──────── Data provided

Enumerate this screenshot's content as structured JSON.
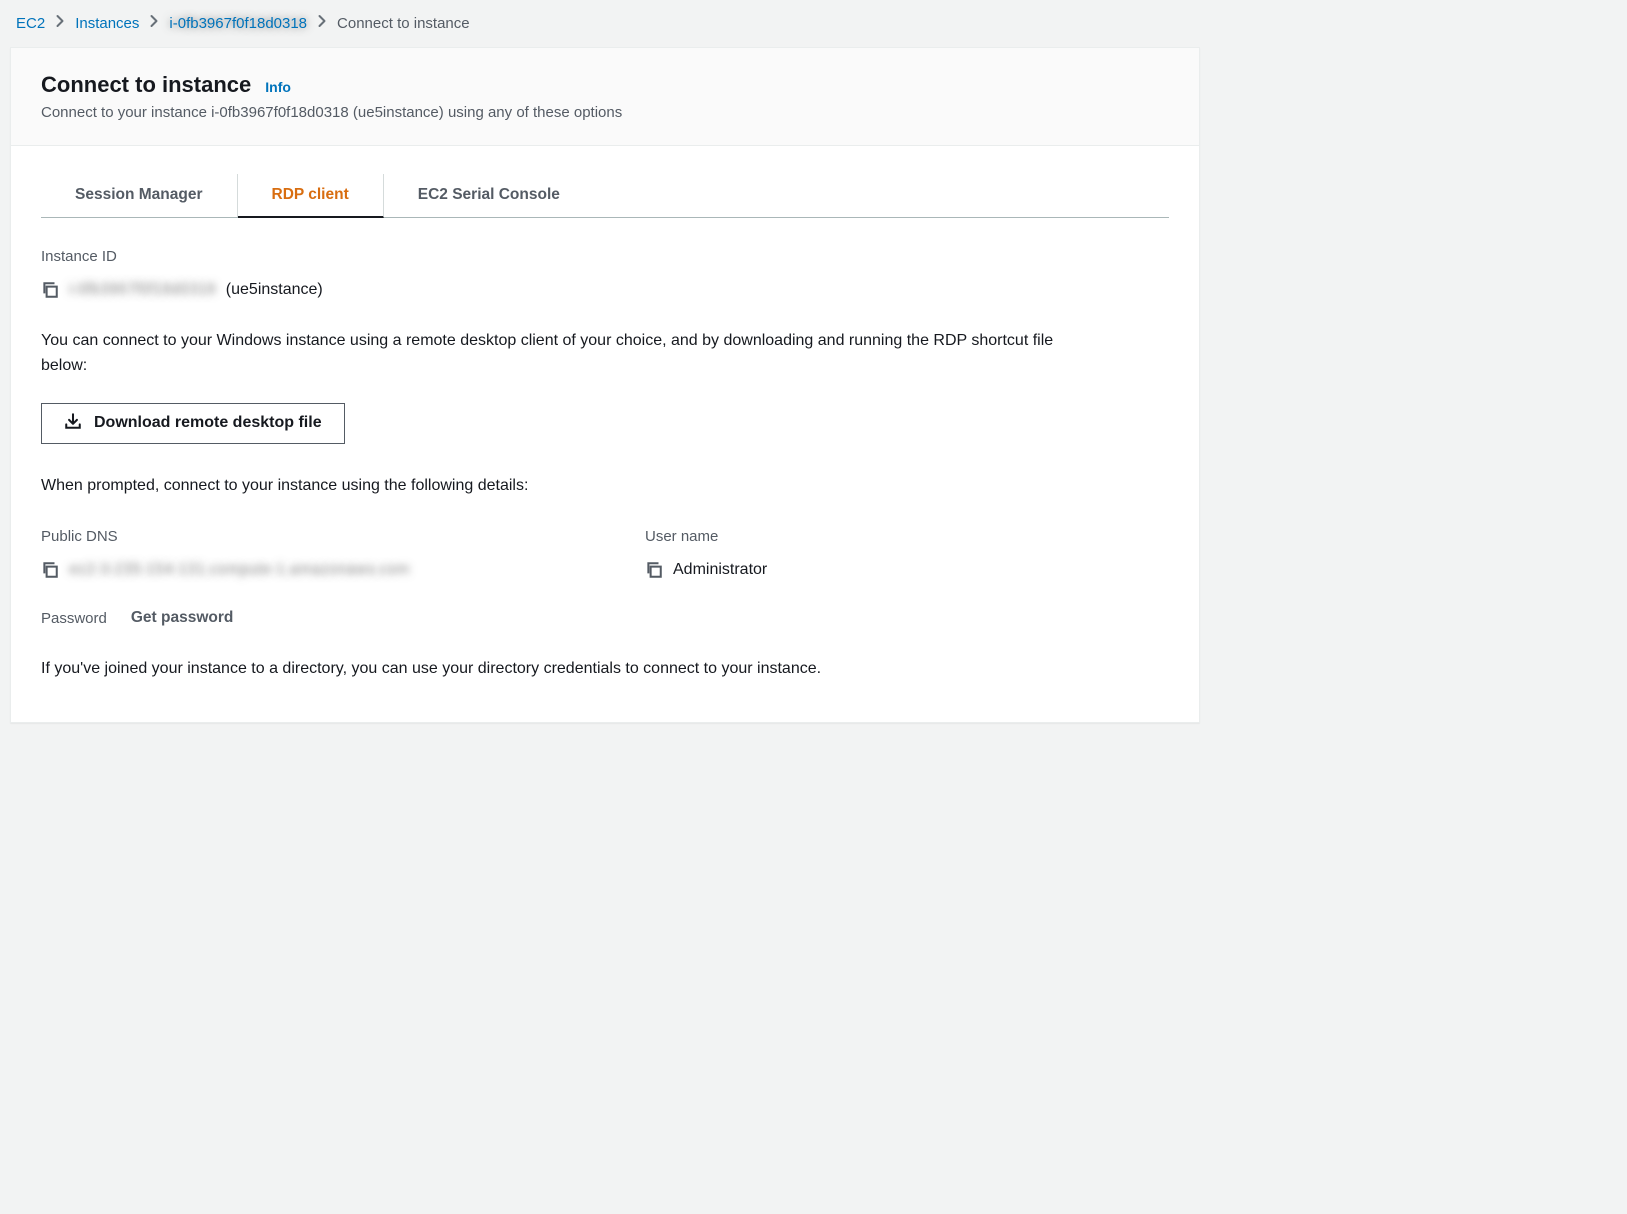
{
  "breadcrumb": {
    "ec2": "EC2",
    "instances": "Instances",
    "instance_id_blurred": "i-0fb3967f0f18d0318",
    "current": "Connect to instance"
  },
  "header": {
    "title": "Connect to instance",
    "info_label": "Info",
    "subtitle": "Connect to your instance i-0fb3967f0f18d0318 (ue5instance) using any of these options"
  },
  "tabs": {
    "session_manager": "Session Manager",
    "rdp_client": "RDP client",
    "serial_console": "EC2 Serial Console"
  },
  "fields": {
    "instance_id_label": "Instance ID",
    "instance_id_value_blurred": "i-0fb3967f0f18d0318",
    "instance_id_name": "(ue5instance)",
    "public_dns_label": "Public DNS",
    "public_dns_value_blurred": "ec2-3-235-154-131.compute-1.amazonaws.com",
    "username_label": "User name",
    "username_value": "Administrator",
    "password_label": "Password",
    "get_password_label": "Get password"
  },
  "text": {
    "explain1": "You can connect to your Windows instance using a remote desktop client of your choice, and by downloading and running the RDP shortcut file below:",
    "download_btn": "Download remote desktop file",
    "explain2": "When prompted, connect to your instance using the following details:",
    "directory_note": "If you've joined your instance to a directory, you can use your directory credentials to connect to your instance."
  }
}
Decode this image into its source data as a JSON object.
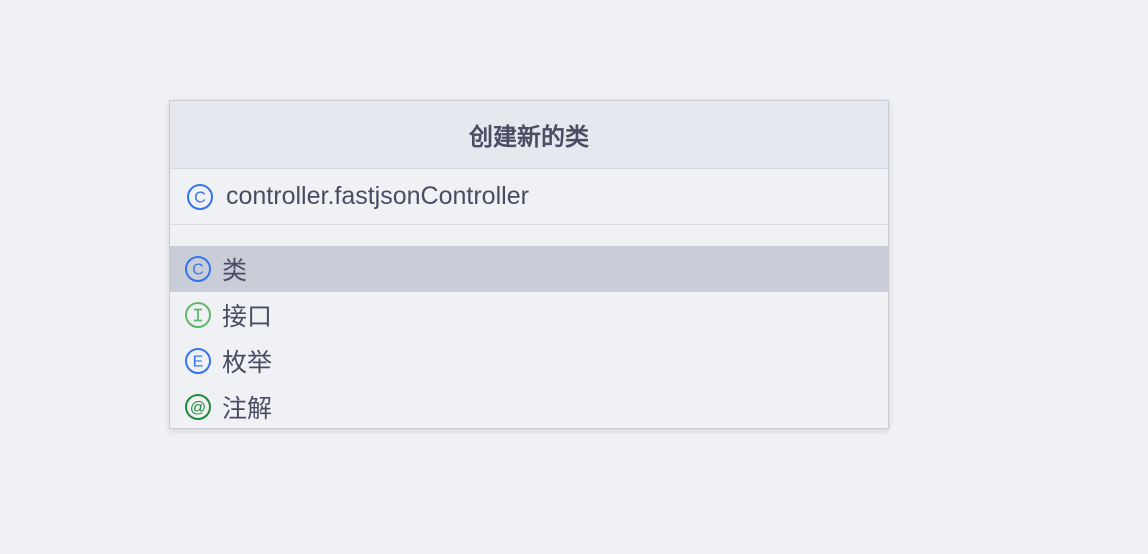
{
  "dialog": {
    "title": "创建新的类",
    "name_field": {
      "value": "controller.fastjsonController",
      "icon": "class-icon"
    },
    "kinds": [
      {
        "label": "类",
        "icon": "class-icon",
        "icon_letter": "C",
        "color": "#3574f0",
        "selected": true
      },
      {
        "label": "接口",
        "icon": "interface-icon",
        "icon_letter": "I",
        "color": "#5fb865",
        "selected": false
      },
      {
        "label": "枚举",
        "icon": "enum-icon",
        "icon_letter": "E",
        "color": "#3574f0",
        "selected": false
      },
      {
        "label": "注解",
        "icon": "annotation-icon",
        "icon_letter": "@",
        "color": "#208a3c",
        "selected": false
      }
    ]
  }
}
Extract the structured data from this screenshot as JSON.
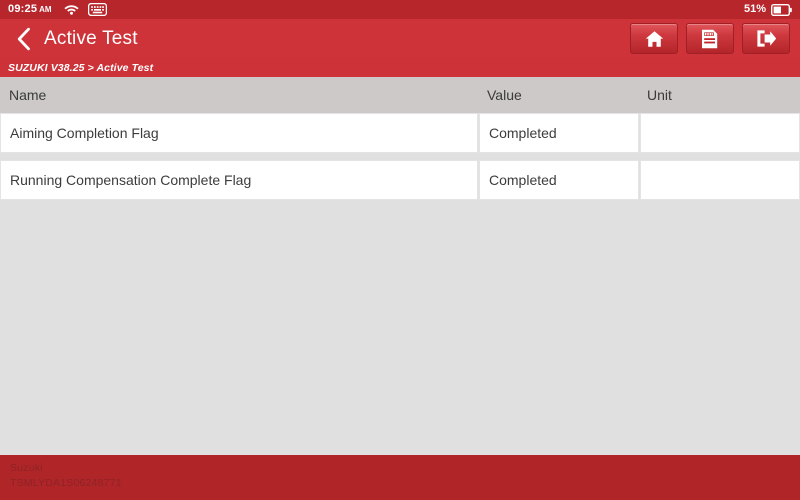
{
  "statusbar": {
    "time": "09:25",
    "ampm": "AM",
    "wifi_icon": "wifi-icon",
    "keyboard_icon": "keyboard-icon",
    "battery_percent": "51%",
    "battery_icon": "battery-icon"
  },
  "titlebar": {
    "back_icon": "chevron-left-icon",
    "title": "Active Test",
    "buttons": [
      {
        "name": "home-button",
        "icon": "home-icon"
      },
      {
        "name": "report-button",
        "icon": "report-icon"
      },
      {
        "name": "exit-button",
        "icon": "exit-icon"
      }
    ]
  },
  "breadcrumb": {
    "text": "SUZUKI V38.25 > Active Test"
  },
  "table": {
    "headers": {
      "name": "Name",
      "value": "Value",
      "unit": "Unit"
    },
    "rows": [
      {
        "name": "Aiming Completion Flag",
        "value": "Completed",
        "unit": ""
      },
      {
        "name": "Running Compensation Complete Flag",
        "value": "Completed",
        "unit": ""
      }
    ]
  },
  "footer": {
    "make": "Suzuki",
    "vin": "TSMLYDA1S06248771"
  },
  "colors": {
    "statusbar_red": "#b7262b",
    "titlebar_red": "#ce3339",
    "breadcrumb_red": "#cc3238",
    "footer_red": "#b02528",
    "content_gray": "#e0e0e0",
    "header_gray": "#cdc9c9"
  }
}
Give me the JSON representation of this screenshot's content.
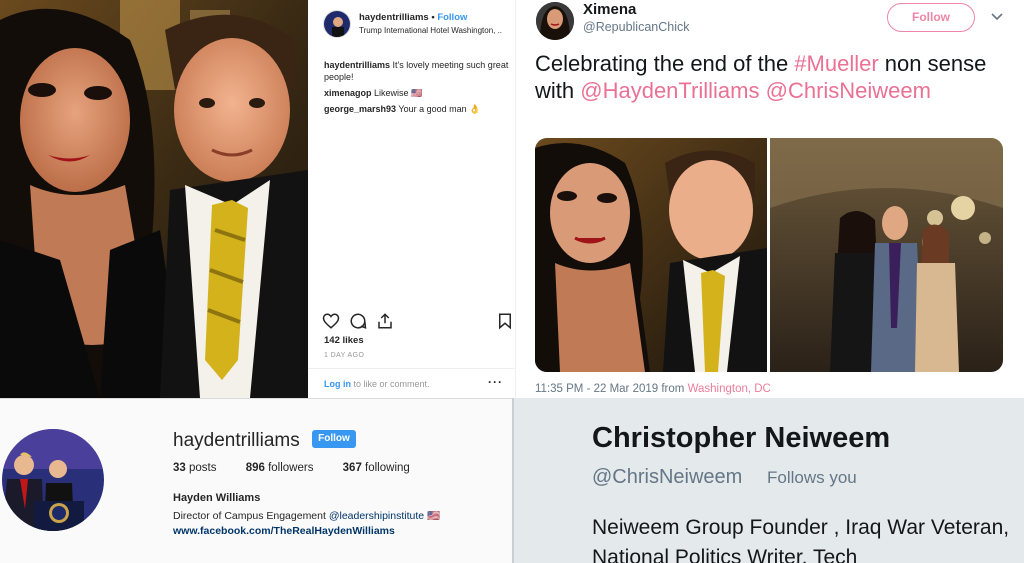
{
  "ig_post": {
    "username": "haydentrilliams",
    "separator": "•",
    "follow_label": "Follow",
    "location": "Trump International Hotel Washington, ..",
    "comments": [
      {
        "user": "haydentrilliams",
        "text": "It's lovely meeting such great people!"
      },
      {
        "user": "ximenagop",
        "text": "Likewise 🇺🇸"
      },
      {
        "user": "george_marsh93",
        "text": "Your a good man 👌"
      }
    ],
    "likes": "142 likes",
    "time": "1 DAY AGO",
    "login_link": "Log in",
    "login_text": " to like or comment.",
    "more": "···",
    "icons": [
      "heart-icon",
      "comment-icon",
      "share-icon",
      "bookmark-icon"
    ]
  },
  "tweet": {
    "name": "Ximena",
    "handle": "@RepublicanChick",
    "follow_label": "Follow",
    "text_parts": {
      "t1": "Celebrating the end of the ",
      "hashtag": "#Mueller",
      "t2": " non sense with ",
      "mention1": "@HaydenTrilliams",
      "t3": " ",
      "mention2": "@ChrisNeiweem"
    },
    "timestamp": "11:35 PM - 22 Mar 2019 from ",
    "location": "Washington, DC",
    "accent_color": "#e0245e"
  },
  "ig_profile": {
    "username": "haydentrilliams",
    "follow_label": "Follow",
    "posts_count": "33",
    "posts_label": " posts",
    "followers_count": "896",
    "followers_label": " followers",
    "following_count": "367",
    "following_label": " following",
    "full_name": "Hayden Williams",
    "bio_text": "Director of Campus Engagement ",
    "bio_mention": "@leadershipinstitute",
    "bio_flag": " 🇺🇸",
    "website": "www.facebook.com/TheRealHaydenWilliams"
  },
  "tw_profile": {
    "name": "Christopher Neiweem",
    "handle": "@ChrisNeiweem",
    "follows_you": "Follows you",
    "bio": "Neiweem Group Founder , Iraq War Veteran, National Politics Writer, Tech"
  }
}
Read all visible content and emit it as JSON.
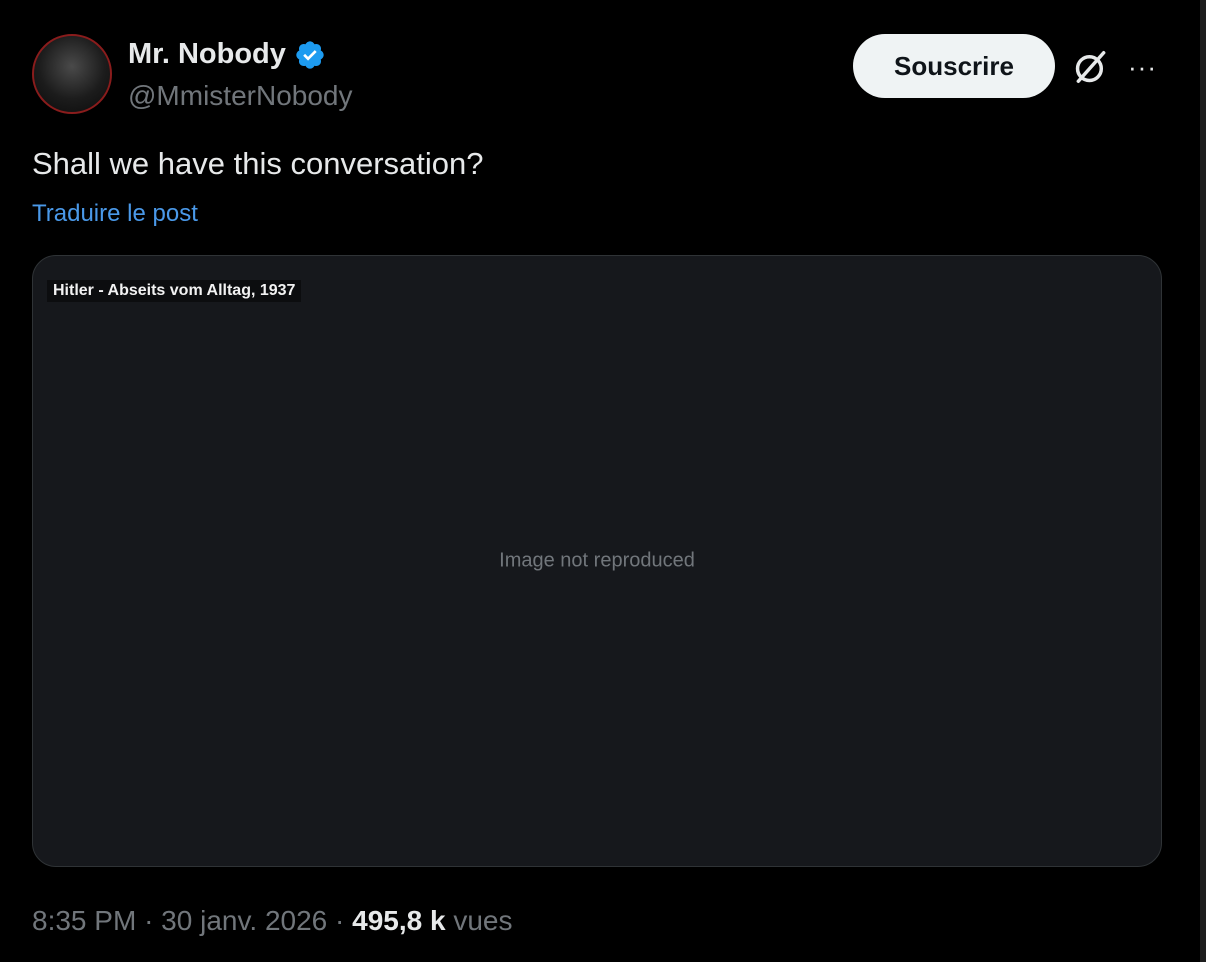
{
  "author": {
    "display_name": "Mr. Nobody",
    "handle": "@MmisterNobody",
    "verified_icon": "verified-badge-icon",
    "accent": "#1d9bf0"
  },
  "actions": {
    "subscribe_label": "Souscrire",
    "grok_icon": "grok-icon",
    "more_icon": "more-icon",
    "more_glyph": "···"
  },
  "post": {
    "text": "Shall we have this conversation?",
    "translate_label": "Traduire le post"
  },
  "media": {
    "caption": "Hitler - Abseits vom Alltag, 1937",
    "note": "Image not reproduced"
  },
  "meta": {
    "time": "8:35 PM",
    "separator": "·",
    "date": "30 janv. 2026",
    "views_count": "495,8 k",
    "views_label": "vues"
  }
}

────────────────

Task requirements: Quote every line word for word and keep the images out of the copy.

Output of the exercise:
Enumerate this screenshot's content as structured JSON.
{
  "breadcrumb": {
    "ec2": "EC2",
    "instances": "Instances",
    "instance_id_blurred": "i-0fb3967f0f18d0318",
    "current": "Connect to instance"
  },
  "header": {
    "title": "Connect to instance",
    "info_label": "Info",
    "subtitle": "Connect to your instance i-0fb3967f0f18d0318 (ue5instance) using any of these options"
  },
  "tabs": {
    "session_manager": "Session Manager",
    "rdp_client": "RDP client",
    "serial_console": "EC2 Serial Console"
  },
  "fields": {
    "instance_id_label": "Instance ID",
    "instance_id_value_blurred": "i-0fb3967f0f18d0318",
    "instance_id_name": "(ue5instance)",
    "public_dns_label": "Public DNS",
    "public_dns_value_blurred": "ec2-3-235-154-131.compute-1.amazonaws.com",
    "username_label": "User name",
    "username_value": "Administrator",
    "password_label": "Password",
    "get_password_label": "Get password"
  },
  "text": {
    "explain1": "You can connect to your Windows instance using a remote desktop client of your choice, and by downloading and running the RDP shortcut file below:",
    "download_btn": "Download remote desktop file",
    "explain2": "When prompted, connect to your instance using the following details:",
    "directory_note": "If you've joined your instance to a directory, you can use your directory credentials to connect to your instance."
  }
}
Decode this image into its source data as a JSON object.
{
  "dialog": {
    "title": "创建新的类",
    "name_field": {
      "value": "controller.fastjsonController",
      "icon": "class-icon"
    },
    "kinds": [
      {
        "label": "类",
        "icon": "class-icon",
        "icon_letter": "C",
        "color": "#3574f0",
        "selected": true
      },
      {
        "label": "接口",
        "icon": "interface-icon",
        "icon_letter": "I",
        "color": "#5fb865",
        "selected": false
      },
      {
        "label": "枚举",
        "icon": "enum-icon",
        "icon_letter": "E",
        "color": "#3574f0",
        "selected": false
      },
      {
        "label": "注解",
        "icon": "annotation-icon",
        "icon_letter": "@",
        "color": "#208a3c",
        "selected": false
      }
    ]
  }
}
Extract the structured data from this screenshot as JSON.
{
  "statusbar": {
    "time": "09:25",
    "ampm": "AM",
    "wifi_icon": "wifi-icon",
    "keyboard_icon": "keyboard-icon",
    "battery_percent": "51%",
    "battery_icon": "battery-icon"
  },
  "titlebar": {
    "back_icon": "chevron-left-icon",
    "title": "Active Test",
    "buttons": [
      {
        "name": "home-button",
        "icon": "home-icon"
      },
      {
        "name": "report-button",
        "icon": "report-icon"
      },
      {
        "name": "exit-button",
        "icon": "exit-icon"
      }
    ]
  },
  "breadcrumb": {
    "text": "SUZUKI V38.25 > Active Test"
  },
  "table": {
    "headers": {
      "name": "Name",
      "value": "Value",
      "unit": "Unit"
    },
    "rows": [
      {
        "name": "Aiming Completion Flag",
        "value": "Completed",
        "unit": ""
      },
      {
        "name": "Running Compensation Complete Flag",
        "value": "Completed",
        "unit": ""
      }
    ]
  },
  "footer": {
    "make": "Suzuki",
    "vin": "TSMLYDA1S06248771"
  },
  "colors": {
    "statusbar_red": "#b7262b",
    "titlebar_red": "#ce3339",
    "breadcrumb_red": "#cc3238",
    "footer_red": "#b02528",
    "content_gray": "#e0e0e0",
    "header_gray": "#cdc9c9"
  }
}
Give me the JSON representation of this screenshot's content.
{
  "ig_post": {
    "username": "haydentrilliams",
    "separator": "•",
    "follow_label": "Follow",
    "location": "Trump International Hotel Washington, ..",
    "comments": [
      {
        "user": "haydentrilliams",
        "text": "It's lovely meeting such great people!"
      },
      {
        "user": "ximenagop",
        "text": "Likewise 🇺🇸"
      },
      {
        "user": "george_marsh93",
        "text": "Your a good man 👌"
      }
    ],
    "likes": "142 likes",
    "time": "1 DAY AGO",
    "login_link": "Log in",
    "login_text": " to like or comment.",
    "more": "···",
    "icons": [
      "heart-icon",
      "comment-icon",
      "share-icon",
      "bookmark-icon"
    ]
  },
  "tweet": {
    "name": "Ximena",
    "handle": "@RepublicanChick",
    "follow_label": "Follow",
    "text_parts": {
      "t1": "Celebrating the end of the ",
      "hashtag": "#Mueller",
      "t2": " non sense with ",
      "mention1": "@HaydenTrilliams",
      "t3": " ",
      "mention2": "@ChrisNeiweem"
    },
    "timestamp": "11:35 PM - 22 Mar 2019 from ",
    "location": "Washington, DC",
    "accent_color": "#e0245e"
  },
  "ig_profile": {
    "username": "haydentrilliams",
    "follow_label": "Follow",
    "posts_count": "33",
    "posts_label": " posts",
    "followers_count": "896",
    "followers_label": " followers",
    "following_count": "367",
    "following_label": " following",
    "full_name": "Hayden Williams",
    "bio_text": "Director of Campus Engagement ",
    "bio_mention": "@leadershipinstitute",
    "bio_flag": " 🇺🇸",
    "website": "www.facebook.com/TheRealHaydenWilliams"
  },
  "tw_profile": {
    "name": "Christopher Neiweem",
    "handle": "@ChrisNeiweem",
    "follows_you": "Follows you",
    "bio": "Neiweem Group Founder , Iraq War Veteran, National Politics Writer, Tech"
  }
}
Read all visible content and emit it as JSON.
{
  "author": {
    "display_name": "Mr. Nobody",
    "handle": "@MmisterNobody",
    "verified_icon": "verified-badge-icon",
    "accent": "#1d9bf0"
  },
  "actions": {
    "subscribe_label": "Souscrire",
    "grok_icon": "grok-icon",
    "more_icon": "more-icon",
    "more_glyph": "···"
  },
  "post": {
    "text": "Shall we have this conversation?",
    "translate_label": "Traduire le post"
  },
  "media": {
    "caption": "Hitler - Abseits vom Alltag, 1937",
    "note": "Image not reproduced"
  },
  "meta": {
    "time": "8:35 PM",
    "separator": "·",
    "date": "30 janv. 2026",
    "views_count": "495,8 k",
    "views_label": "vues"
  }
}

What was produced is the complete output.